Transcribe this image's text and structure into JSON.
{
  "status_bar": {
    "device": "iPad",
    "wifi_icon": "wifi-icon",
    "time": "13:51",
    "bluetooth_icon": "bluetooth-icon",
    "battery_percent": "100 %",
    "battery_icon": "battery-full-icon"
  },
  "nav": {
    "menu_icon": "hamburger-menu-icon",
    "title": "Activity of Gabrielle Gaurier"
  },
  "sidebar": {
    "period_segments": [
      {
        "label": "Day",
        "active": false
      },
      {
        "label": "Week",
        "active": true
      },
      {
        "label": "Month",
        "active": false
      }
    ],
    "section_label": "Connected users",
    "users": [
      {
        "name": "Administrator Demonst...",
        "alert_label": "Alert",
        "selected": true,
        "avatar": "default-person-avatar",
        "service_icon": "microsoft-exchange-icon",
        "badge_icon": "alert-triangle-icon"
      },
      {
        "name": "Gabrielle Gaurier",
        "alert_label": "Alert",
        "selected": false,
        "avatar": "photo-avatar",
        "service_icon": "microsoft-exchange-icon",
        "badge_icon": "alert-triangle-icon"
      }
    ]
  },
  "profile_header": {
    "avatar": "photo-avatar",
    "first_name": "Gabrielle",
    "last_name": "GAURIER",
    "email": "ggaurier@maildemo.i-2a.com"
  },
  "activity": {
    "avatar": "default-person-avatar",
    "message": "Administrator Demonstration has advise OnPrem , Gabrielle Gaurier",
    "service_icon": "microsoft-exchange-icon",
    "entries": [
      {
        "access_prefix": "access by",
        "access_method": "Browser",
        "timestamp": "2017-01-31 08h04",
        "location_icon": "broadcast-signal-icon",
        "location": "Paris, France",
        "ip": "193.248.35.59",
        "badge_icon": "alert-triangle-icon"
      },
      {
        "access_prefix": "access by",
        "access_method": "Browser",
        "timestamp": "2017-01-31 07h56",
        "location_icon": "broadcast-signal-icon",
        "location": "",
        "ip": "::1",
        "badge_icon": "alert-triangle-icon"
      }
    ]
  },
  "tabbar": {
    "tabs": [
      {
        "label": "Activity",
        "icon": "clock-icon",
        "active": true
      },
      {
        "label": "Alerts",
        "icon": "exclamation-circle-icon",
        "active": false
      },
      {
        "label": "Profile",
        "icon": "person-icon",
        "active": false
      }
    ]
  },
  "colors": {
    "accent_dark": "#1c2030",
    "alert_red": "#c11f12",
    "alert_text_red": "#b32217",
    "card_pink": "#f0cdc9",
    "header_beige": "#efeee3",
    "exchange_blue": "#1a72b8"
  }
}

*Short exercise:* Output the whole listing above again, word for word.

*Task output:*
Transcribe this image's text and structure into JSON.
{
  "status_bar": {
    "device": "iPad",
    "wifi_icon": "wifi-icon",
    "time": "13:51",
    "bluetooth_icon": "bluetooth-icon",
    "battery_percent": "100 %",
    "battery_icon": "battery-full-icon"
  },
  "nav": {
    "menu_icon": "hamburger-menu-icon",
    "title": "Activity of Gabrielle Gaurier"
  },
  "sidebar": {
    "period_segments": [
      {
        "label": "Day",
        "active": false
      },
      {
        "label": "Week",
        "active": true
      },
      {
        "label": "Month",
        "active": false
      }
    ],
    "section_label": "Connected users",
    "users": [
      {
        "name": "Administrator Demonst...",
        "alert_label": "Alert",
        "selected": true,
        "avatar": "default-person-avatar",
        "service_icon": "microsoft-exchange-icon",
        "badge_icon": "alert-triangle-icon"
      },
      {
        "name": "Gabrielle Gaurier",
        "alert_label": "Alert",
        "selected": false,
        "avatar": "photo-avatar",
        "service_icon": "microsoft-exchange-icon",
        "badge_icon": "alert-triangle-icon"
      }
    ]
  },
  "profile_header": {
    "avatar": "photo-avatar",
    "first_name": "Gabrielle",
    "last_name": "GAURIER",
    "email": "ggaurier@maildemo.i-2a.com"
  },
  "activity": {
    "avatar": "default-person-avatar",
    "message": "Administrator Demonstration has advise OnPrem , Gabrielle Gaurier",
    "service_icon": "microsoft-exchange-icon",
    "entries": [
      {
        "access_prefix": "access by",
        "access_method": "Browser",
        "timestamp": "2017-01-31 08h04",
        "location_icon": "broadcast-signal-icon",
        "location": "Paris, France",
        "ip": "193.248.35.59",
        "badge_icon": "alert-triangle-icon"
      },
      {
        "access_prefix": "access by",
        "access_method": "Browser",
        "timestamp": "2017-01-31 07h56",
        "location_icon": "broadcast-signal-icon",
        "location": "",
        "ip": "::1",
        "badge_icon": "alert-triangle-icon"
      }
    ]
  },
  "tabbar": {
    "tabs": [
      {
        "label": "Activity",
        "icon": "clock-icon",
        "active": true
      },
      {
        "label": "Alerts",
        "icon": "exclamation-circle-icon",
        "active": false
      },
      {
        "label": "Profile",
        "icon": "person-icon",
        "active": false
      }
    ]
  },
  "colors": {
    "accent_dark": "#1c2030",
    "alert_red": "#c11f12",
    "alert_text_red": "#b32217",
    "card_pink": "#f0cdc9",
    "header_beige": "#efeee3",
    "exchange_blue": "#1a72b8"
  }
}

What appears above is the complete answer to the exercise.